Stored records
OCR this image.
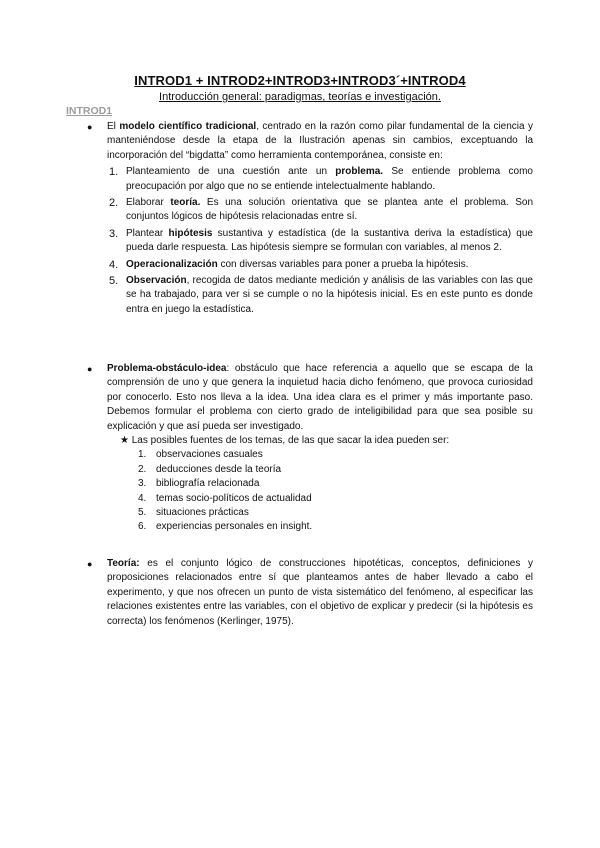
INTROD1 + INTROD2+INTROD3+INTROD3´+INTROD4
Introducción general: paradigmas, teorías e investigación.
INTROD1
● El modelo científico tradicional, centrado en la razón como pilar fundamental de la ciencia y manteniéndose desde la etapa de la Ilustración apenas sin cambios, exceptuando la incorporación del “bigdatta” como herramienta contemporánea, consiste en:
1. Planteamiento de una cuestión ante un problema. Se entiende problema como preocupación por algo que no se entiende intelectualmente hablando.
2. Elaborar teoría. Es una solución orientativa que se plantea ante el problema. Son conjuntos lógicos de hipótesis relacionadas entre sí.
3. Plantear hipótesis sustantiva y estadística (de la sustantiva deriva la estadística) que pueda darle respuesta. Las hipótesis siempre se formulan con variables, al menos 2.
4. Operacionalización con diversas variables para poner a prueba la hipótesis.
5. Observación, recogida de datos mediante medición y análisis de las variables con las que se ha trabajado, para ver si se cumple o no la hipótesis inicial. Es en este punto es donde entra en juego la estadística.
● Problema-obstáculo-idea: obstáculo que hace referencia a aquello que se escapa de la comprensión de uno y que genera la inquietud hacia dicho fenómeno, que provoca curiosidad por conocerlo. Esto nos lleva a la idea. Una idea clara es el primer y más importante paso. Debemos formular el problema con cierto grado de inteligibilidad para que sea posible su explicación y que así pueda ser investigado.
★ Las posibles fuentes de los temas, de las que sacar la idea pueden ser:
1. observaciones casuales
2. deducciones desde la teoría
3. bibliografía relacionada
4. temas socio-políticos de actualidad
5. situaciones prácticas
6. experiencias personales en insight.
● Teoría: es el conjunto lógico de construcciones hipotéticas, conceptos, definiciones y proposiciones relacionados entre sí que planteamos antes de haber llevado a cabo el experimento, y que nos ofrecen un punto de vista sistemático del fenómeno, al especificar las relaciones existentes entre las variables, con el objetivo de explicar y predecir (si la hipótesis es correcta) los fenómenos (Kerlinger, 1975).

## Task goal
Images in the data above are to be skipped. Retype all other material exactly.

## Response to the exercise
OCR this image.
INTROD1 + INTROD2+INTROD3+INTROD3´+INTROD4
Introducción general: paradigmas, teorías e investigación.
INTROD1
● El modelo científico tradicional, centrado en la razón como pilar fundamental de la ciencia y manteniéndose desde la etapa de la Ilustración apenas sin cambios, exceptuando la incorporación del “bigdatta” como herramienta contemporánea, consiste en:
1. Planteamiento de una cuestión ante un problema. Se entiende problema como preocupación por algo que no se entiende intelectualmente hablando.
2. Elaborar teoría. Es una solución orientativa que se plantea ante el problema. Son conjuntos lógicos de hipótesis relacionadas entre sí.
3. Plantear hipótesis sustantiva y estadística (de la sustantiva deriva la estadística) que pueda darle respuesta. Las hipótesis siempre se formulan con variables, al menos 2.
4. Operacionalización con diversas variables para poner a prueba la hipótesis.
5. Observación, recogida de datos mediante medición y análisis de las variables con las que se ha trabajado, para ver si se cumple o no la hipótesis inicial. Es en este punto es donde entra en juego la estadística.
● Problema-obstáculo-idea: obstáculo que hace referencia a aquello que se escapa de la comprensión de uno y que genera la inquietud hacia dicho fenómeno, que provoca curiosidad por conocerlo. Esto nos lleva a la idea. Una idea clara es el primer y más importante paso. Debemos formular el problema con cierto grado de inteligibilidad para que sea posible su explicación y que así pueda ser investigado.
★ Las posibles fuentes de los temas, de las que sacar la idea pueden ser:
1. observaciones casuales
2. deducciones desde la teoría
3. bibliografía relacionada
4. temas socio-políticos de actualidad
5. situaciones prácticas
6. experiencias personales en insight.
● Teoría: es el conjunto lógico de construcciones hipotéticas, conceptos, definiciones y proposiciones relacionados entre sí que planteamos antes de haber llevado a cabo el experimento, y que nos ofrecen un punto de vista sistemático del fenómeno, al especificar las relaciones existentes entre las variables, con el objetivo de explicar y predecir (si la hipótesis es correcta) los fenómenos (Kerlinger, 1975).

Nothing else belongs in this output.